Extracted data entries

——————————

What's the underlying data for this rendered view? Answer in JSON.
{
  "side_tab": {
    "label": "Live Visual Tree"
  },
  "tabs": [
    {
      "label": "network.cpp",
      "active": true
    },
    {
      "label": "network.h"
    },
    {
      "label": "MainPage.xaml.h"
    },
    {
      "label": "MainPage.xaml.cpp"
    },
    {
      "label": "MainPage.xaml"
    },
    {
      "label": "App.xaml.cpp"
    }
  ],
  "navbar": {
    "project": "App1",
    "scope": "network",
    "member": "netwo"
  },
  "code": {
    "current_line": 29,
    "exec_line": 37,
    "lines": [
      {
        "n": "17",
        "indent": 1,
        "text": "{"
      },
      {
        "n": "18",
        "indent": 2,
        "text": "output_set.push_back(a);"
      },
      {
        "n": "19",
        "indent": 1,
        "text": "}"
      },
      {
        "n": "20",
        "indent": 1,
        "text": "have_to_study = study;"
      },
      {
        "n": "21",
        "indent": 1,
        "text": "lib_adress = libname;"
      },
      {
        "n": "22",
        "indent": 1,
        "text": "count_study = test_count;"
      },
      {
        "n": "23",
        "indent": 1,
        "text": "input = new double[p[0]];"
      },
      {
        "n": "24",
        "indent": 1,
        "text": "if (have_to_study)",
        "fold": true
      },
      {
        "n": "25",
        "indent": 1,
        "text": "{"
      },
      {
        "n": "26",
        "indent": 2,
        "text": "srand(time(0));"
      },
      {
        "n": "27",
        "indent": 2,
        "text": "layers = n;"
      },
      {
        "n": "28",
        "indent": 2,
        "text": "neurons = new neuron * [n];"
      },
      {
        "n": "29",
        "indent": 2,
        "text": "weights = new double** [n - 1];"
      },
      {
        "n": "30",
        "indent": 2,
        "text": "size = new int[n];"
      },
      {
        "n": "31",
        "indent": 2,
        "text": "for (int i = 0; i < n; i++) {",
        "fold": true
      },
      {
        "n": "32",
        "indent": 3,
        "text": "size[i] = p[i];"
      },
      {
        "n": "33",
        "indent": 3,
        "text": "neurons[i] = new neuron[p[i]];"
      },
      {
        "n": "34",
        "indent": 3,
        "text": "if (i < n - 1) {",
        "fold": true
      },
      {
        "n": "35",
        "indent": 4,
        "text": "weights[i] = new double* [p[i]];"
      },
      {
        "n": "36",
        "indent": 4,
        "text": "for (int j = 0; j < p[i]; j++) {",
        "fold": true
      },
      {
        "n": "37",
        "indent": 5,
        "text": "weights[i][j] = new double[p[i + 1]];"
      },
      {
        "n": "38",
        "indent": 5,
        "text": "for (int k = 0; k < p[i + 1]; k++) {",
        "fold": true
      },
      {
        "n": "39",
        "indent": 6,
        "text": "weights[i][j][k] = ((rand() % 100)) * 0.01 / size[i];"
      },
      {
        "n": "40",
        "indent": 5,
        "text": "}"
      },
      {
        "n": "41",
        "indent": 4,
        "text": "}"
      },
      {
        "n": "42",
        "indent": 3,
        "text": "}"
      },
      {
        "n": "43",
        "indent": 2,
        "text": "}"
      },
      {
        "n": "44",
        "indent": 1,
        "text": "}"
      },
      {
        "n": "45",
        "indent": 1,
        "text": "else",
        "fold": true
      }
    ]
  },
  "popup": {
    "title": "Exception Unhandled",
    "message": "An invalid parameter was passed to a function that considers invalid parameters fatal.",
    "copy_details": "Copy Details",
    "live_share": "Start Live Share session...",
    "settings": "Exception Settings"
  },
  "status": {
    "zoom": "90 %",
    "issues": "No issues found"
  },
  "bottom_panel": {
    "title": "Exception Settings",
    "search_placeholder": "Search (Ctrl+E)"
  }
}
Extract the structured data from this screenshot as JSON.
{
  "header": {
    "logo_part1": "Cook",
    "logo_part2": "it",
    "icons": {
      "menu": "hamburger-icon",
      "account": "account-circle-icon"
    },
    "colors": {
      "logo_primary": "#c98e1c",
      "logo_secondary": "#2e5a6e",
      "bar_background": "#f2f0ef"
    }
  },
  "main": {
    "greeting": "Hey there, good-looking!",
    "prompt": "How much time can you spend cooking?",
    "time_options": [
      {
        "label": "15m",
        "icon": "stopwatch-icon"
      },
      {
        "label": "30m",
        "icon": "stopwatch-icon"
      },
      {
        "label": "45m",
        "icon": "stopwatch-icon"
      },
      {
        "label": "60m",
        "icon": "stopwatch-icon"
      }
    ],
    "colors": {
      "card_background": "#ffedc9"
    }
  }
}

——————————

Exercise details —
Repeat each record in full; every line must match exactly.

Result of this task —
What's the underlying data for this rendered view? Answer in JSON.
{
  "side_tab": {
    "label": "Live Visual Tree"
  },
  "tabs": [
    {
      "label": "network.cpp",
      "active": true
    },
    {
      "label": "network.h"
    },
    {
      "label": "MainPage.xaml.h"
    },
    {
      "label": "MainPage.xaml.cpp"
    },
    {
      "label": "MainPage.xaml"
    },
    {
      "label": "App.xaml.cpp"
    }
  ],
  "navbar": {
    "project": "App1",
    "scope": "network",
    "member": "netwo"
  },
  "code": {
    "current_line": 29,
    "exec_line": 37,
    "lines": [
      {
        "n": "17",
        "indent": 1,
        "text": "{"
      },
      {
        "n": "18",
        "indent": 2,
        "text": "output_set.push_back(a);"
      },
      {
        "n": "19",
        "indent": 1,
        "text": "}"
      },
      {
        "n": "20",
        "indent": 1,
        "text": "have_to_study = study;"
      },
      {
        "n": "21",
        "indent": 1,
        "text": "lib_adress = libname;"
      },
      {
        "n": "22",
        "indent": 1,
        "text": "count_study = test_count;"
      },
      {
        "n": "23",
        "indent": 1,
        "text": "input = new double[p[0]];"
      },
      {
        "n": "24",
        "indent": 1,
        "text": "if (have_to_study)",
        "fold": true
      },
      {
        "n": "25",
        "indent": 1,
        "text": "{"
      },
      {
        "n": "26",
        "indent": 2,
        "text": "srand(time(0));"
      },
      {
        "n": "27",
        "indent": 2,
        "text": "layers = n;"
      },
      {
        "n": "28",
        "indent": 2,
        "text": "neurons = new neuron * [n];"
      },
      {
        "n": "29",
        "indent": 2,
        "text": "weights = new double** [n - 1];"
      },
      {
        "n": "30",
        "indent": 2,
        "text": "size = new int[n];"
      },
      {
        "n": "31",
        "indent": 2,
        "text": "for (int i = 0; i < n; i++) {",
        "fold": true
      },
      {
        "n": "32",
        "indent": 3,
        "text": "size[i] = p[i];"
      },
      {
        "n": "33",
        "indent": 3,
        "text": "neurons[i] = new neuron[p[i]];"
      },
      {
        "n": "34",
        "indent": 3,
        "text": "if (i < n - 1) {",
        "fold": true
      },
      {
        "n": "35",
        "indent": 4,
        "text": "weights[i] = new double* [p[i]];"
      },
      {
        "n": "36",
        "indent": 4,
        "text": "for (int j = 0; j < p[i]; j++) {",
        "fold": true
      },
      {
        "n": "37",
        "indent": 5,
        "text": "weights[i][j] = new double[p[i + 1]];"
      },
      {
        "n": "38",
        "indent": 5,
        "text": "for (int k = 0; k < p[i + 1]; k++) {",
        "fold": true
      },
      {
        "n": "39",
        "indent": 6,
        "text": "weights[i][j][k] = ((rand() % 100)) * 0.01 / size[i];"
      },
      {
        "n": "40",
        "indent": 5,
        "text": "}"
      },
      {
        "n": "41",
        "indent": 4,
        "text": "}"
      },
      {
        "n": "42",
        "indent": 3,
        "text": "}"
      },
      {
        "n": "43",
        "indent": 2,
        "text": "}"
      },
      {
        "n": "44",
        "indent": 1,
        "text": "}"
      },
      {
        "n": "45",
        "indent": 1,
        "text": "else",
        "fold": true
      }
    ]
  },
  "popup": {
    "title": "Exception Unhandled",
    "message": "An invalid parameter was passed to a function that considers invalid parameters fatal.",
    "copy_details": "Copy Details",
    "live_share": "Start Live Share session...",
    "settings": "Exception Settings"
  },
  "status": {
    "zoom": "90 %",
    "issues": "No issues found"
  },
  "bottom_panel": {
    "title": "Exception Settings",
    "search_placeholder": "Search (Ctrl+E)"
  }
}
Extract the structured data from this screenshot as JSON.
{
  "header": {
    "logo_part1": "Cook",
    "logo_part2": "it",
    "icons": {
      "menu": "hamburger-icon",
      "account": "account-circle-icon"
    },
    "colors": {
      "logo_primary": "#c98e1c",
      "logo_secondary": "#2e5a6e",
      "bar_background": "#f2f0ef"
    }
  },
  "main": {
    "greeting": "Hey there, good-looking!",
    "prompt": "How much time can you spend cooking?",
    "time_options": [
      {
        "label": "15m",
        "icon": "stopwatch-icon"
      },
      {
        "label": "30m",
        "icon": "stopwatch-icon"
      },
      {
        "label": "45m",
        "icon": "stopwatch-icon"
      },
      {
        "label": "60m",
        "icon": "stopwatch-icon"
      }
    ],
    "colors": {
      "card_background": "#ffedc9"
    }
  }
}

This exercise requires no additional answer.